START Material provided

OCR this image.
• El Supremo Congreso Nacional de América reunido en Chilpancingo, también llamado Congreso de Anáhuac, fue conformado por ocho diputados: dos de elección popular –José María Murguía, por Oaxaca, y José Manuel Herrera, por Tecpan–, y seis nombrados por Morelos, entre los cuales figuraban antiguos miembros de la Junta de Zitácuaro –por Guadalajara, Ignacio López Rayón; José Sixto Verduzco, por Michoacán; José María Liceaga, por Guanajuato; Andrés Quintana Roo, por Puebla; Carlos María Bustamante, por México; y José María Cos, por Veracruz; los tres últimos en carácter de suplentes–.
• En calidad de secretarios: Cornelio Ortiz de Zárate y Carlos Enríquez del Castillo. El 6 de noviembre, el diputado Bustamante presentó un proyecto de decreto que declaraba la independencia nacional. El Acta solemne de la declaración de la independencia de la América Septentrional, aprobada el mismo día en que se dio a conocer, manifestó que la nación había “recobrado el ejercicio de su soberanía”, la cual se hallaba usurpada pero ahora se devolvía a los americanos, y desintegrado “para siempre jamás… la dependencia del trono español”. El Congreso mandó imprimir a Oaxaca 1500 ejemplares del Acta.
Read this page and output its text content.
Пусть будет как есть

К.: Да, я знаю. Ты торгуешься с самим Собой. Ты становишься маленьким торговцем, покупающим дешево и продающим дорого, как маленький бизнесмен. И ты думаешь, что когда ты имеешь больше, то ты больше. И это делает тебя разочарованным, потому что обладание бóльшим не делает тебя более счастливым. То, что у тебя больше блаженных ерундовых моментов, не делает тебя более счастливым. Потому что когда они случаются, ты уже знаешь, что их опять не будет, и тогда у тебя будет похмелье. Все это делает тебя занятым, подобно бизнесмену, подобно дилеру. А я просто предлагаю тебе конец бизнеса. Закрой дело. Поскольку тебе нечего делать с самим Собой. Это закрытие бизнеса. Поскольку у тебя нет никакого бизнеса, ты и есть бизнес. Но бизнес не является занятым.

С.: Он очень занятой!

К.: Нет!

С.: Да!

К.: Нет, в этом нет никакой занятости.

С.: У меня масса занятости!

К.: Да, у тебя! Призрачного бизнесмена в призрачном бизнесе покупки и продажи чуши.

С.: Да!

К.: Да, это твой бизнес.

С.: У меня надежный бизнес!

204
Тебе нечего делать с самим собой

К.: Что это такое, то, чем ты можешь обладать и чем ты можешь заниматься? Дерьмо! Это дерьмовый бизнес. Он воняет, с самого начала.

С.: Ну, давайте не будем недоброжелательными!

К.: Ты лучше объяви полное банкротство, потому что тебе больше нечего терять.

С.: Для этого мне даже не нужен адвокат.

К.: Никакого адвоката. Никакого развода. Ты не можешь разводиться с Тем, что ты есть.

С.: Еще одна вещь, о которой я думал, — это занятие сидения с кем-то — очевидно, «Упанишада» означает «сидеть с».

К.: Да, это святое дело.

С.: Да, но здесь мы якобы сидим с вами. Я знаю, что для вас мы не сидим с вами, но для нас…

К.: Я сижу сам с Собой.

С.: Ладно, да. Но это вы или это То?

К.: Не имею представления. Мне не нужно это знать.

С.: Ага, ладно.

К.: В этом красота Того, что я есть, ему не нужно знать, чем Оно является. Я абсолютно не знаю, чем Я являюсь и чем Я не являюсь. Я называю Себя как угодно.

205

END Material provided

__Set exercise__: From the records above, extract every entry verbatim.

__Full output__:
OCR this image.
• El Supremo Congreso Nacional de América reunido en Chilpancingo, también llamado Congreso de Anáhuac, fue conformado por ocho diputados: dos de elección popular –José María Murguía, por Oaxaca, y José Manuel Herrera, por Tecpan–, y seis nombrados por Morelos, entre los cuales figuraban antiguos miembros de la Junta de Zitácuaro –por Guadalajara, Ignacio López Rayón; José Sixto Verduzco, por Michoacán; José María Liceaga, por Guanajuato; Andrés Quintana Roo, por Puebla; Carlos María Bustamante, por México; y José María Cos, por Veracruz; los tres últimos en carácter de suplentes–.
• En calidad de secretarios: Cornelio Ortiz de Zárate y Carlos Enríquez del Castillo. El 6 de noviembre, el diputado Bustamante presentó un proyecto de decreto que declaraba la independencia nacional. El Acta solemne de la declaración de la independencia de la América Septentrional, aprobada el mismo día en que se dio a conocer, manifestó que la nación había “recobrado el ejercicio de su soberanía”, la cual se hallaba usurpada pero ahora se devolvía a los americanos, y desintegrado “para siempre jamás… la dependencia del trono español”. El Congreso mandó imprimir a Oaxaca 1500 ejemplares del Acta.
Read this page and output its text content.
Пусть будет как есть

К.: Да, я знаю. Ты торгуешься с самим Собой. Ты становишься маленьким торговцем, покупающим дешево и продающим дорого, как маленький бизнесмен. И ты думаешь, что когда ты имеешь больше, то ты больше. И это делает тебя разочарованным, потому что обладание бóльшим не делает тебя более счастливым. То, что у тебя больше блаженных ерундовых моментов, не делает тебя более счастливым. Потому что когда они случаются, ты уже знаешь, что их опять не будет, и тогда у тебя будет похмелье. Все это делает тебя занятым, подобно бизнесмену, подобно дилеру. А я просто предлагаю тебе конец бизнеса. Закрой дело. Поскольку тебе нечего делать с самим Собой. Это закрытие бизнеса. Поскольку у тебя нет никакого бизнеса, ты и есть бизнес. Но бизнес не является занятым.

С.: Он очень занятой!

К.: Нет!

С.: Да!

К.: Нет, в этом нет никакой занятости.

С.: У меня масса занятости!

К.: Да, у тебя! Призрачного бизнесмена в призрачном бизнесе покупки и продажи чуши.

С.: Да!

К.: Да, это твой бизнес.

С.: У меня надежный бизнес!

204
Тебе нечего делать с самим собой

К.: Что это такое, то, чем ты можешь обладать и чем ты можешь заниматься? Дерьмо! Это дерьмовый бизнес. Он воняет, с самого начала.

С.: Ну, давайте не будем недоброжелательными!

К.: Ты лучше объяви полное банкротство, потому что тебе больше нечего терять.

С.: Для этого мне даже не нужен адвокат.

К.: Никакого адвоката. Никакого развода. Ты не можешь разводиться с Тем, что ты есть.

С.: Еще одна вещь, о которой я думал, — это занятие сидения с кем-то — очевидно, «Упанишада» означает «сидеть с».

К.: Да, это святое дело.

С.: Да, но здесь мы якобы сидим с вами. Я знаю, что для вас мы не сидим с вами, но для нас…

К.: Я сижу сам с Собой.

С.: Ладно, да. Но это вы или это То?

К.: Не имею представления. Мне не нужно это знать.

С.: Ага, ладно.

К.: В этом красота Того, что я есть, ему не нужно знать, чем Оно является. Я абсолютно не знаю, чем Я являюсь и чем Я не являюсь. Я называю Себя как угодно.

205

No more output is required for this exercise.